— BEGIN —

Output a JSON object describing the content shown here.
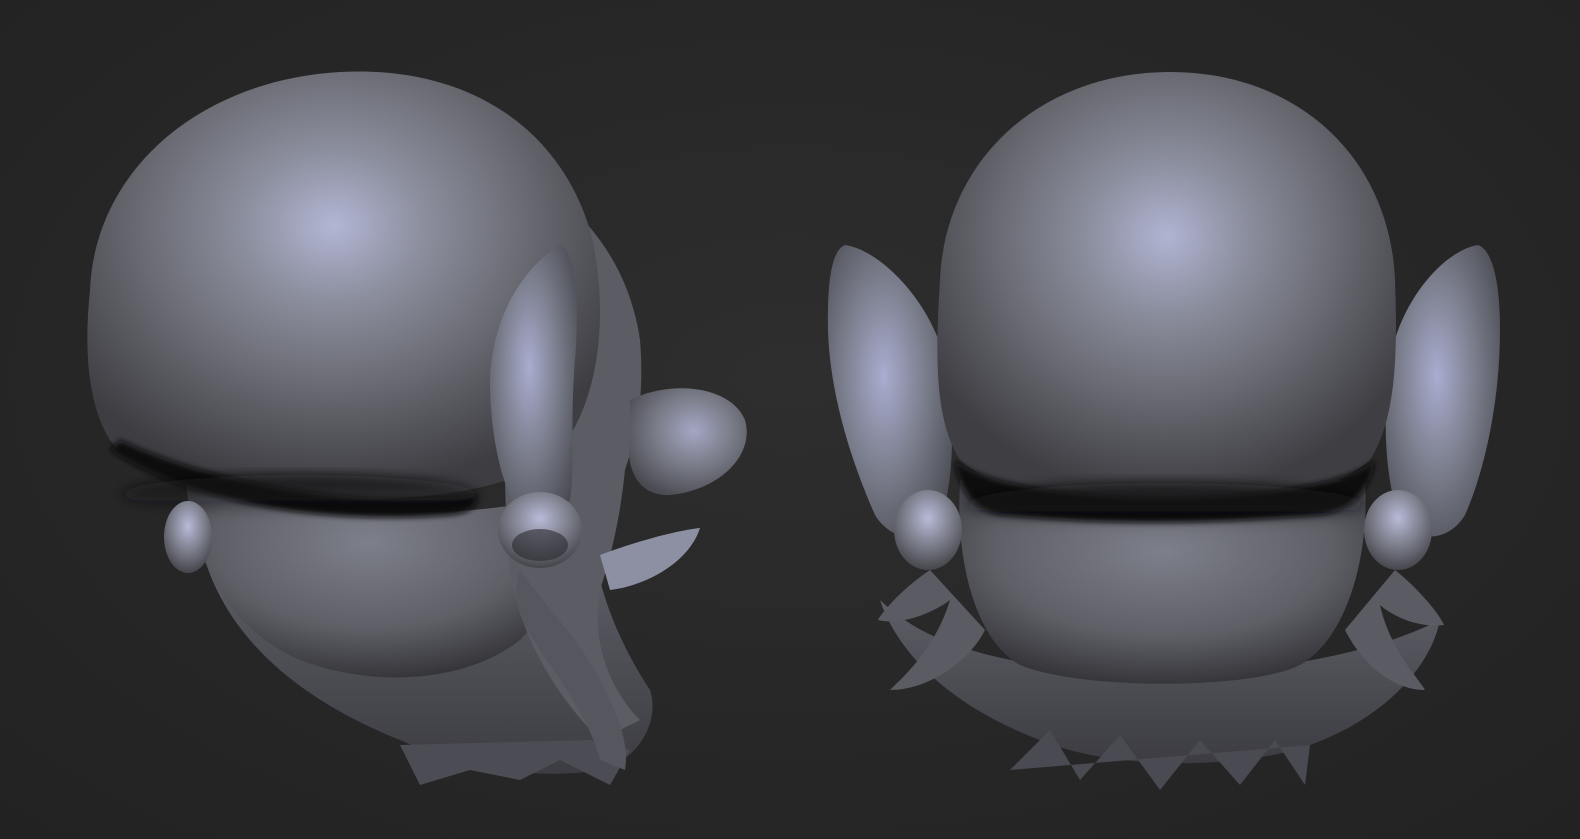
{
  "scene": {
    "background_color": "#262626",
    "material_base_color": "#6e6f78",
    "material_highlight_color": "#b4b8d8",
    "material_shadow_color": "#0e0e10"
  },
  "views": [
    {
      "name": "three-quarter-back-view"
    },
    {
      "name": "back-view"
    }
  ]
}
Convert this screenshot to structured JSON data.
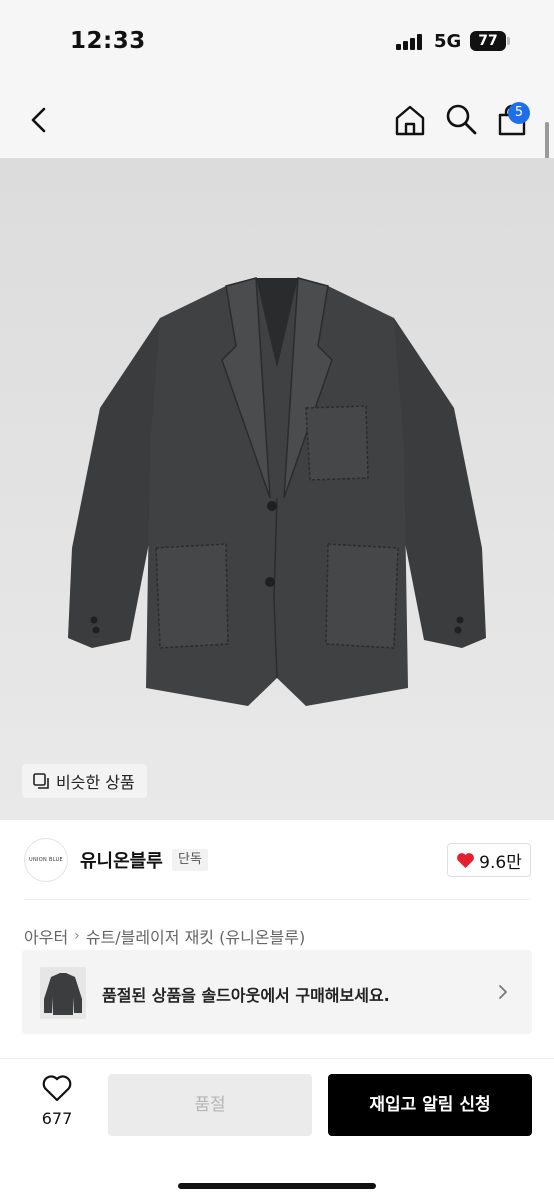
{
  "status_bar": {
    "time": "12:33",
    "network": "5G",
    "battery": "77"
  },
  "nav": {
    "cart_badge": "5",
    "icons": [
      "back-arrow-icon",
      "home-icon",
      "search-icon",
      "cart-icon"
    ]
  },
  "product": {
    "similar_button": "비슷한 상품",
    "brand": {
      "logo_text": "UNION BLUE",
      "name": "유니온블루",
      "tag": "단독",
      "likes": "9.6만"
    },
    "breadcrumb": [
      "아우터",
      "슈트/블레이저 재킷 (유니온블루)"
    ],
    "soldout_banner": "품절된 상품을 솔드아웃에서 구매해보세요."
  },
  "bottom_bar": {
    "wish_count": "677",
    "soldout_label": "품절",
    "restock_label": "재입고 알림 신청"
  },
  "colors": {
    "accent_badge": "#1f6feb",
    "heart": "#e5202e",
    "primary_button": "#000000"
  }
}
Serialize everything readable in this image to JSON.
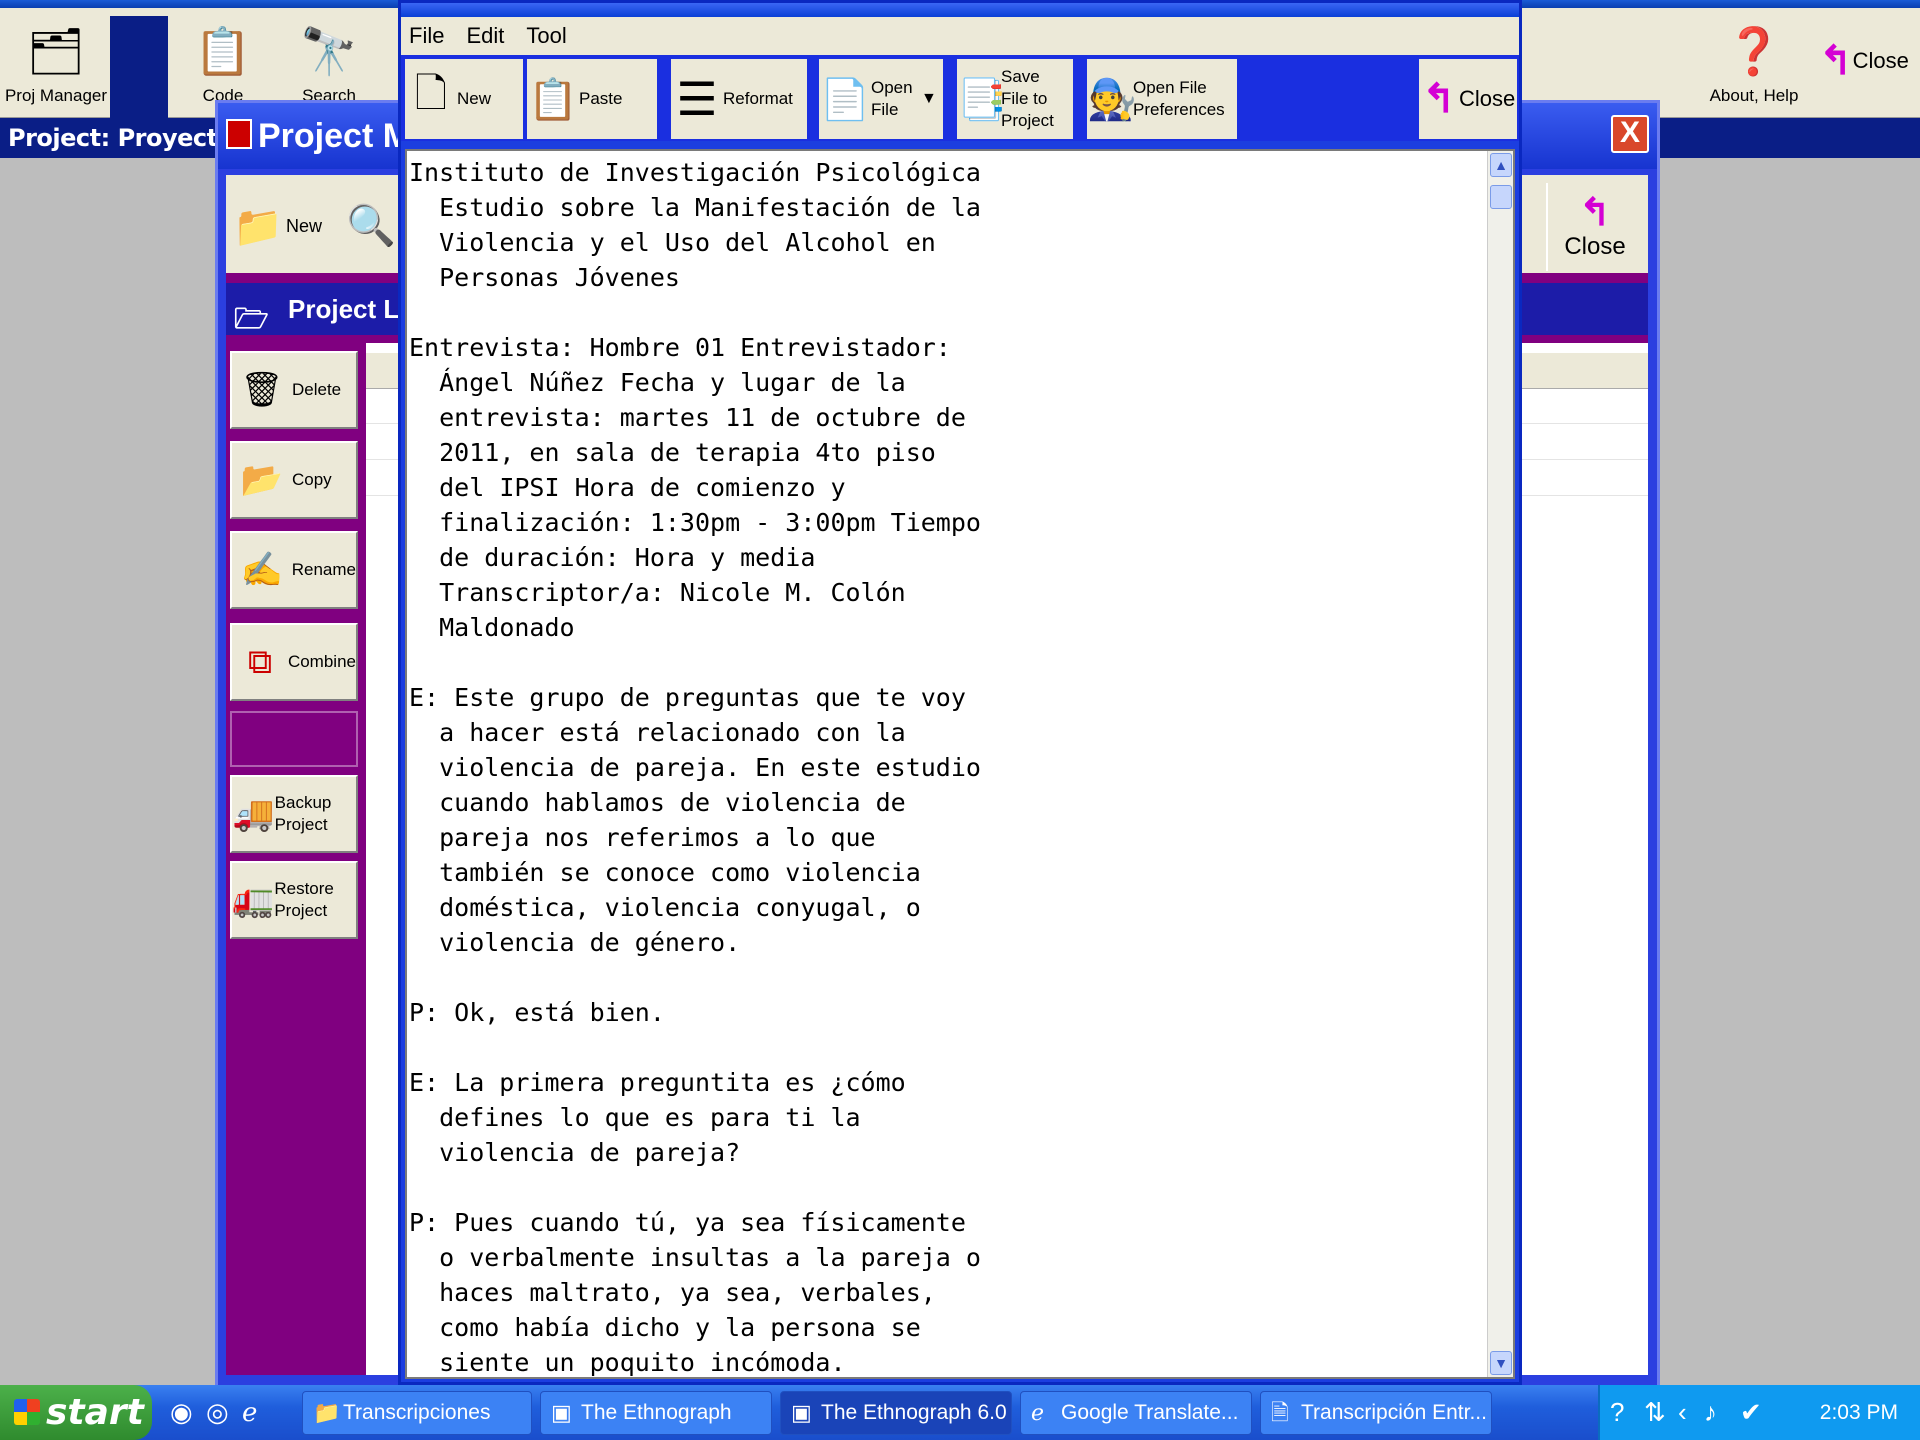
{
  "main_app": {
    "toolbar": {
      "proj_manager": "Proj Manager",
      "code": "Code",
      "search": "Search",
      "about_help": "About, Help",
      "close": "Close"
    },
    "project_label": "Project: Proyecto Vio"
  },
  "project_manager": {
    "title": "Project Ma",
    "close_symbol": "X",
    "toolbar": {
      "new": "New",
      "close": "Close"
    },
    "list_header": "Project Li",
    "sidebar": [
      {
        "label": "Delete",
        "icon": "trash-icon"
      },
      {
        "label": "Copy",
        "icon": "copy-icon"
      },
      {
        "label": "Rename",
        "icon": "rename-icon"
      },
      {
        "label": "Combine",
        "icon": "combine-icon"
      },
      {
        "label": "",
        "icon": ""
      },
      {
        "label": "Backup Project",
        "icon": "backup-icon"
      },
      {
        "label": "Restore Project",
        "icon": "restore-icon"
      }
    ]
  },
  "editor": {
    "menu": [
      "File",
      "Edit",
      "Tool"
    ],
    "toolbar": {
      "new": "New",
      "paste": "Paste",
      "reformat": "Reformat",
      "open_file": "Open File",
      "save_to_project": "Save File to Project",
      "open_prefs": "Open File Preferences",
      "close": "Close"
    },
    "text": "Instituto de Investigación Psicológica\n  Estudio sobre la Manifestación de la\n  Violencia y el Uso del Alcohol en\n  Personas Jóvenes\n\nEntrevista: Hombre 01 Entrevistador:\n  Ángel Núñez Fecha y lugar de la\n  entrevista: martes 11 de octubre de\n  2011, en sala de terapia 4to piso\n  del IPSI Hora de comienzo y\n  finalización: 1:30pm - 3:00pm Tiempo\n  de duración: Hora y media\n  Transcriptor/a: Nicole M. Colón\n  Maldonado\n\nE: Este grupo de preguntas que te voy\n  a hacer está relacionado con la\n  violencia de pareja. En este estudio\n  cuando hablamos de violencia de\n  pareja nos referimos a lo que\n  también se conoce como violencia\n  doméstica, violencia conyugal, o\n  violencia de género.\n\nP: Ok, está bien.\n\nE: La primera preguntita es ¿cómo\n  defines lo que es para ti la\n  violencia de pareja?\n\nP: Pues cuando tú, ya sea físicamente\n  o verbalmente insultas a la pareja o\n  haces maltrato, ya sea, verbales,\n  como había dicho y la persona se\n  siente un poquito incómoda."
  },
  "taskbar": {
    "start": "start",
    "items": [
      {
        "label": "Transcripciones",
        "icon": "folder-icon"
      },
      {
        "label": "The Ethnograph",
        "icon": "app-icon"
      },
      {
        "label": "The Ethnograph 6.0",
        "icon": "app-icon"
      },
      {
        "label": "Google Translate...",
        "icon": "ie-icon"
      },
      {
        "label": "Transcripción Entr...",
        "icon": "doc-icon"
      }
    ],
    "clock": "2:03 PM"
  }
}
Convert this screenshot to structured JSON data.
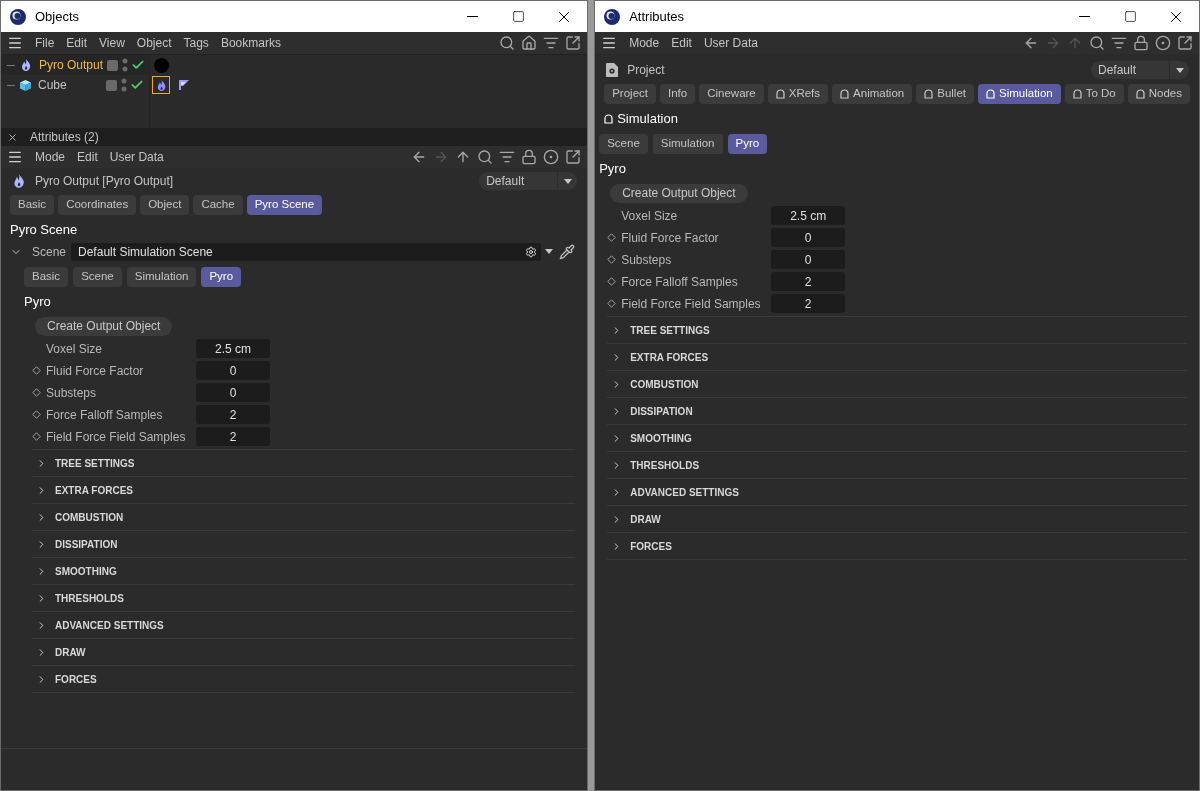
{
  "objects_window": {
    "title": "Objects",
    "menu": [
      "File",
      "Edit",
      "View",
      "Object",
      "Tags",
      "Bookmarks"
    ],
    "objects": [
      {
        "name": "Pyro Output",
        "kind": "pyro",
        "selected": true,
        "tags": [
          {
            "kind": "material",
            "selected": false
          }
        ]
      },
      {
        "name": "Cube",
        "kind": "cube",
        "selected": false,
        "tags": [
          {
            "kind": "pyro",
            "selected": true
          },
          {
            "kind": "flag",
            "selected": false
          }
        ]
      }
    ],
    "attributes": {
      "title": "Attributes (2)",
      "menu": [
        "Mode",
        "Edit",
        "User Data"
      ],
      "object_name": "Pyro Output [Pyro Output]",
      "preset": "Default",
      "tabs": [
        {
          "label": "Basic",
          "selected": false,
          "locked": false
        },
        {
          "label": "Coordinates",
          "selected": false,
          "locked": false
        },
        {
          "label": "Object",
          "selected": false,
          "locked": false
        },
        {
          "label": "Cache",
          "selected": false,
          "locked": false
        },
        {
          "label": "Pyro Scene",
          "selected": true,
          "locked": false
        }
      ],
      "section_title": "Pyro Scene",
      "section_locked": false,
      "scene_field": {
        "label": "Scene",
        "value": "Default Simulation Scene",
        "expanded": true
      },
      "subtabs": [
        {
          "label": "Basic",
          "selected": false
        },
        {
          "label": "Scene",
          "selected": false
        },
        {
          "label": "Simulation",
          "selected": false
        },
        {
          "label": "Pyro",
          "selected": true
        }
      ],
      "group_title": "Pyro",
      "button": "Create Output Object",
      "params": [
        {
          "label": "Voxel Size",
          "value": "2.5 cm",
          "keyframe": false
        },
        {
          "label": "Fluid Force Factor",
          "value": "0",
          "keyframe": true
        },
        {
          "label": "Substeps",
          "value": "0",
          "keyframe": true
        },
        {
          "label": "Force Falloff Samples",
          "value": "2",
          "keyframe": true
        },
        {
          "label": "Field Force Field Samples",
          "value": "2",
          "keyframe": true
        }
      ],
      "sections": [
        {
          "label": "TREE SETTINGS",
          "expanded": false
        },
        {
          "label": "EXTRA FORCES",
          "expanded": false
        },
        {
          "label": "COMBUSTION",
          "expanded": false
        },
        {
          "label": "DISSIPATION",
          "expanded": false
        },
        {
          "label": "SMOOTHING",
          "expanded": false
        },
        {
          "label": "THRESHOLDS",
          "expanded": false
        },
        {
          "label": "ADVANCED SETTINGS",
          "expanded": false
        },
        {
          "label": "DRAW",
          "expanded": false
        },
        {
          "label": "FORCES",
          "expanded": false
        }
      ]
    }
  },
  "attributes_window": {
    "title": "Attributes",
    "menu": [
      "Mode",
      "Edit",
      "User Data"
    ],
    "object_name": "Project",
    "preset": "Default",
    "tabs": [
      {
        "label": "Project",
        "selected": false,
        "locked": false
      },
      {
        "label": "Info",
        "selected": false,
        "locked": false
      },
      {
        "label": "Cineware",
        "selected": false,
        "locked": false
      },
      {
        "label": "XRefs",
        "selected": false,
        "locked": true
      },
      {
        "label": "Animation",
        "selected": false,
        "locked": true
      },
      {
        "label": "Bullet",
        "selected": false,
        "locked": true
      },
      {
        "label": "Simulation",
        "selected": true,
        "locked": true
      },
      {
        "label": "To Do",
        "selected": false,
        "locked": true
      },
      {
        "label": "Nodes",
        "selected": false,
        "locked": true
      }
    ],
    "section_title": "Simulation",
    "section_locked": true,
    "subtabs": [
      {
        "label": "Scene",
        "selected": false
      },
      {
        "label": "Simulation",
        "selected": false
      },
      {
        "label": "Pyro",
        "selected": true
      }
    ],
    "group_title": "Pyro",
    "button": "Create Output Object",
    "params": [
      {
        "label": "Voxel Size",
        "value": "2.5 cm",
        "keyframe": false
      },
      {
        "label": "Fluid Force Factor",
        "value": "0",
        "keyframe": true
      },
      {
        "label": "Substeps",
        "value": "0",
        "keyframe": true
      },
      {
        "label": "Force Falloff Samples",
        "value": "2",
        "keyframe": true
      },
      {
        "label": "Field Force Field Samples",
        "value": "2",
        "keyframe": true
      }
    ],
    "sections": [
      {
        "label": "TREE SETTINGS",
        "expanded": false
      },
      {
        "label": "EXTRA FORCES",
        "expanded": false
      },
      {
        "label": "COMBUSTION",
        "expanded": false
      },
      {
        "label": "DISSIPATION",
        "expanded": false
      },
      {
        "label": "SMOOTHING",
        "expanded": false
      },
      {
        "label": "THRESHOLDS",
        "expanded": false
      },
      {
        "label": "ADVANCED SETTINGS",
        "expanded": false
      },
      {
        "label": "DRAW",
        "expanded": false
      },
      {
        "label": "FORCES",
        "expanded": false
      }
    ]
  }
}
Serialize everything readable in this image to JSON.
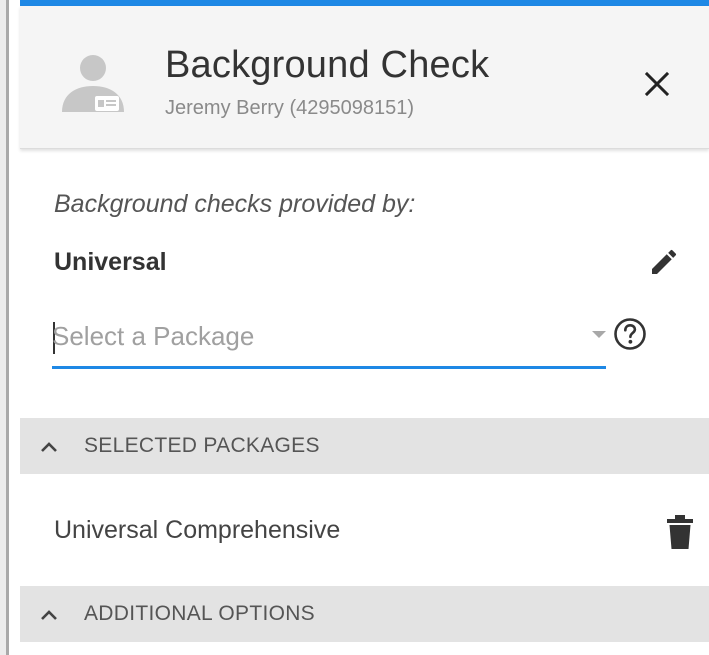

— END —

GIVEN EXERCISE:
Tally up how many lines in the preceding listing contain the word "SETTINGS". Give nothing but the number.

SOLUTION BELOW:
4